JOBS →
- a) In the migration guide, what is the default value of the `--template` argument?
- b) Write the next part of the migration guide, picking up right after its final sentence.

2. `migration_name` - this should be the name that you want to give you migration.
The command also takes the following optional arguments:
* `--template` - this should be the name of one of the supplied templates in `massmigration/templates/migration_templates`, without the extension, e.g. `--template=mapper`. See [Migration Types](#migration-types). The default is `mapper`.
A file will be created inside a folder called 'massmigrations' in your app, using the supplied migration name.
E.g. `myapp/massmigrations/001_my_migration.py`.
This is a blank slate for you to write your migration code in.
Migration Types
---------------
There are three broad types of migration for you to choose from.
### simple
This is for a migration which is just a single Python function.
It's intended for small operations which you know your backend can perform in one step.
### mapper
This is for mapping a function over the instances of a Django queryset.
You define a queryset and an `operation` function, and the migration will call that function on each object in the queryset.
The backend must be able to handle iterating over the queryset.
The bundled DjangaeBackend can handle almost infinite sized querysets.
### custom
If you want to take matters into your own hands you can write an entirely custom migration.

DATA EXTRACT →
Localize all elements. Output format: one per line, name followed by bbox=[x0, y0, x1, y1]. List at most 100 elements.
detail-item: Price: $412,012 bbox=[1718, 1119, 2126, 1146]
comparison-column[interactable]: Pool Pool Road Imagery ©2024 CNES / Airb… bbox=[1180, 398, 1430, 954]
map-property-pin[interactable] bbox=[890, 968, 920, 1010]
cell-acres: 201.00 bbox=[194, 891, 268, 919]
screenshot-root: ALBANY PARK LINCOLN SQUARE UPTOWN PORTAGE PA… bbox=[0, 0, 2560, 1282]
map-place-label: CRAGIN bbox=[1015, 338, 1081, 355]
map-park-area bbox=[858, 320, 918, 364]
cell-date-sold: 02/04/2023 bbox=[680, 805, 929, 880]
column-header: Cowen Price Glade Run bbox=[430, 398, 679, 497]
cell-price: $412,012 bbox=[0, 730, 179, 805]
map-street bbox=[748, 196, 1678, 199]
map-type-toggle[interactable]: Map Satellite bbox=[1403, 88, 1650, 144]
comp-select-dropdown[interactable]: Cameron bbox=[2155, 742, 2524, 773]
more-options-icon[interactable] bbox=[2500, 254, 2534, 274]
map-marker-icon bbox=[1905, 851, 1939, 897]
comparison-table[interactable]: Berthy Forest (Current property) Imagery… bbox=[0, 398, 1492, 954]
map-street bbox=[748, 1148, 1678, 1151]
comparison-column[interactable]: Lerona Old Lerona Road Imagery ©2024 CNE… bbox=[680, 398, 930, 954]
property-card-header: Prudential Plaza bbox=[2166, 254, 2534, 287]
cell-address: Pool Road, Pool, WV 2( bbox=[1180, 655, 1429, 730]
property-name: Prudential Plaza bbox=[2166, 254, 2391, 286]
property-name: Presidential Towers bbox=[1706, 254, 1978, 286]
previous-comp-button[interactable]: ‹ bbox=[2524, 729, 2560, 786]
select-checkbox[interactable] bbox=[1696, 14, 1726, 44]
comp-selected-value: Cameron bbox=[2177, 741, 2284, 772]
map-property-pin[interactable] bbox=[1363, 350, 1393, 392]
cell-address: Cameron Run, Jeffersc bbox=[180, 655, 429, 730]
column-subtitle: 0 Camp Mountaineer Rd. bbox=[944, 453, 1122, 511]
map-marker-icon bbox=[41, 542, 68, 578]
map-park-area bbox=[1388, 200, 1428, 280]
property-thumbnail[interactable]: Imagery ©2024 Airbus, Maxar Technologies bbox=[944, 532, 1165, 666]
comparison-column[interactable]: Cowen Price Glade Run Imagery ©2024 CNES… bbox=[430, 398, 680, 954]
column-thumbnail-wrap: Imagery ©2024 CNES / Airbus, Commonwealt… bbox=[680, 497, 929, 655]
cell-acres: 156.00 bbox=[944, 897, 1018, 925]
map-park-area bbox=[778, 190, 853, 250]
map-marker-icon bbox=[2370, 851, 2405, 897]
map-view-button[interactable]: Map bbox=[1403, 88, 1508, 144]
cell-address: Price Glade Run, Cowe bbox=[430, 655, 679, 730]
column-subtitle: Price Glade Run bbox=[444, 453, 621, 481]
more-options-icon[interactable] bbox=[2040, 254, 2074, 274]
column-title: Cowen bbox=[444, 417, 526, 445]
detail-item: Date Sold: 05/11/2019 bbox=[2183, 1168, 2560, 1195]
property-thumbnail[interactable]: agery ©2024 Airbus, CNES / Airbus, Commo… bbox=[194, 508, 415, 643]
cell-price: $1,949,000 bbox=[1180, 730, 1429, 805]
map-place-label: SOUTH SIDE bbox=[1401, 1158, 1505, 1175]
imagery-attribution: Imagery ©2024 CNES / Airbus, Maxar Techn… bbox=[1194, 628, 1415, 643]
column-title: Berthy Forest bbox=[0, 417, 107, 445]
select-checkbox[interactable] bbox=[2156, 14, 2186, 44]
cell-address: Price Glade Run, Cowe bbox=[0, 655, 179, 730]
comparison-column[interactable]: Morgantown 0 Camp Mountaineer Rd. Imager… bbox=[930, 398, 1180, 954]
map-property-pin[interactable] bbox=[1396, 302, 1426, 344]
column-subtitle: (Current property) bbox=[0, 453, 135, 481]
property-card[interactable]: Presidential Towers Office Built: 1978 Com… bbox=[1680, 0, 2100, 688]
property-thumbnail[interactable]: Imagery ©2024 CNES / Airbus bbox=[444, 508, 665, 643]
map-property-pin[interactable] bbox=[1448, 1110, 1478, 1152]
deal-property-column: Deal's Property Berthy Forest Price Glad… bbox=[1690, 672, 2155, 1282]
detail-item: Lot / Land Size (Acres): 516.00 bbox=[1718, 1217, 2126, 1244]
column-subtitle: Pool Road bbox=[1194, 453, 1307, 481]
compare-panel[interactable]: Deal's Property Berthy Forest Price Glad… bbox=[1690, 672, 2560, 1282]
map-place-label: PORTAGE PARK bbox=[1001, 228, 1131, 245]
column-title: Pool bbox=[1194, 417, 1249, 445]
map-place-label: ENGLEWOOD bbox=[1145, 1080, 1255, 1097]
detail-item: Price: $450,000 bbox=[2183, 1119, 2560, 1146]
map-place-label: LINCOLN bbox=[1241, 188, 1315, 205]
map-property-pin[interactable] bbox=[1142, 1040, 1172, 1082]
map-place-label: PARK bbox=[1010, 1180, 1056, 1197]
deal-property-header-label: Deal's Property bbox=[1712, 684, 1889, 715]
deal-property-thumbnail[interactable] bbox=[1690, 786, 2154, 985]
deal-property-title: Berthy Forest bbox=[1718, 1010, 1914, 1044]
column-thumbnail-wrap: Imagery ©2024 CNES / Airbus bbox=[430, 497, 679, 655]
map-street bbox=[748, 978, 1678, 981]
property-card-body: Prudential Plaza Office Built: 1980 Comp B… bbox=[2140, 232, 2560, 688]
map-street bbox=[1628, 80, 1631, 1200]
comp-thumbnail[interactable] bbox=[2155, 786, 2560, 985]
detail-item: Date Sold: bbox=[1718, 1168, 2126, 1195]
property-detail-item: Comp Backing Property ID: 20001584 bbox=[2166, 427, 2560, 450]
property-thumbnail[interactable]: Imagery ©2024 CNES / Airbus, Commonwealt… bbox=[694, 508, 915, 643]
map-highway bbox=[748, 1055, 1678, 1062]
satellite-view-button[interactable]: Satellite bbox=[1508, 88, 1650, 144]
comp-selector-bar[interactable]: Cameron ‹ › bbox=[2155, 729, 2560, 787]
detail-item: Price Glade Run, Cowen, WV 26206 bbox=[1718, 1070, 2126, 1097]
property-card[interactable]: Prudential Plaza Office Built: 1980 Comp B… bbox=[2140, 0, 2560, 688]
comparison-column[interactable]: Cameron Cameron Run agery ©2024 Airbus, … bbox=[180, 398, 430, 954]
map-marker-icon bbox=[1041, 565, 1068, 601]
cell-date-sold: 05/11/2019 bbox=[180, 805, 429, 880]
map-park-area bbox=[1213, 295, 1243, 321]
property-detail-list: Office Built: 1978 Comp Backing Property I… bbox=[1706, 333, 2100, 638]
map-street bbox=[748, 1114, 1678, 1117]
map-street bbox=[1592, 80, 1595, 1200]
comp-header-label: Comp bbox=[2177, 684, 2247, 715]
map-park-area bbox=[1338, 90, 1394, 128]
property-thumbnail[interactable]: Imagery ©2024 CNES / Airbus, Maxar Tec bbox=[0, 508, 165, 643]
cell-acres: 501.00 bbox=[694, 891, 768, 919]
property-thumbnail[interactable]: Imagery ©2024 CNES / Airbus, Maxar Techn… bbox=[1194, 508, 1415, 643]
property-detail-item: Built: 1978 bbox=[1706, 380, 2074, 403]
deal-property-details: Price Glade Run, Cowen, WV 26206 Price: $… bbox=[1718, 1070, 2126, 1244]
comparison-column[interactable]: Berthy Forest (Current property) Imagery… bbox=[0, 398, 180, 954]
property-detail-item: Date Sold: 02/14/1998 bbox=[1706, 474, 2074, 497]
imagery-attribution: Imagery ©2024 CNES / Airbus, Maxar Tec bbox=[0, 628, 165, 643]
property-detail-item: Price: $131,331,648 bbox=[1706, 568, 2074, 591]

EXPECTED OUTPUTS →
- a) The default is `mapper`.

- b)
These can still be tracked the same as the other operations, but the implementation of what your migration
does and how your the backend handles it are up to you.
Running with Multiple DBs
-------------------
If your project connects to multiple databases it is possible to run your migrations against each database individually.
The migrations are not forced on a specific DB but rather the `db_alias` is passed to both to `get_queryset(db_alias)` (for mappers migrations) and `operation` (for simple migrations) giving control back to the developer to customise what is retrieved for the migration.
By default a migration can be run on any available database. That can be customised but setting `allowed_db_aliases` on the migration class.
Applying Migrations
-------------------
There are two ways to apply a migration to the database:
### Via the Web UI
1. Optionally: ensure that the Django admin is set up in your project.
2. Deploy your project, including the new migration file.
3. Either:
- Go to the Django Admin site and under Mass Migrations -> Migration Record, click the "Manage Migrations" button; or
- Go directly to the URL of `reverse("massmigration_manage")` whatever path you've configured that to be on.
5. Next to your new migration, click "Run...".
6. Click "Run migration".
7. Wait for the migration to be listed as applied in the Migration Record list view, or check the logging from your backend.
### Programmatically
If you want to create your own system for applying migrations, you can use the API functions.
Or you will be able to, once I've written them.
Protecting Code Which Requires Migrations
-----------------------------------------
Sometimes in the development cycle of your application, you will want to ensure that a particular migration has been run,
usually when you've added new code which expects the migration to have been applied before the code is run.
To handle this, Mass Migration provides the following utilities:
#### `massmigration.enforcement.requires_migration`
This is a function decorator which ensures that the function cannot be executed until the specified migration has been applied.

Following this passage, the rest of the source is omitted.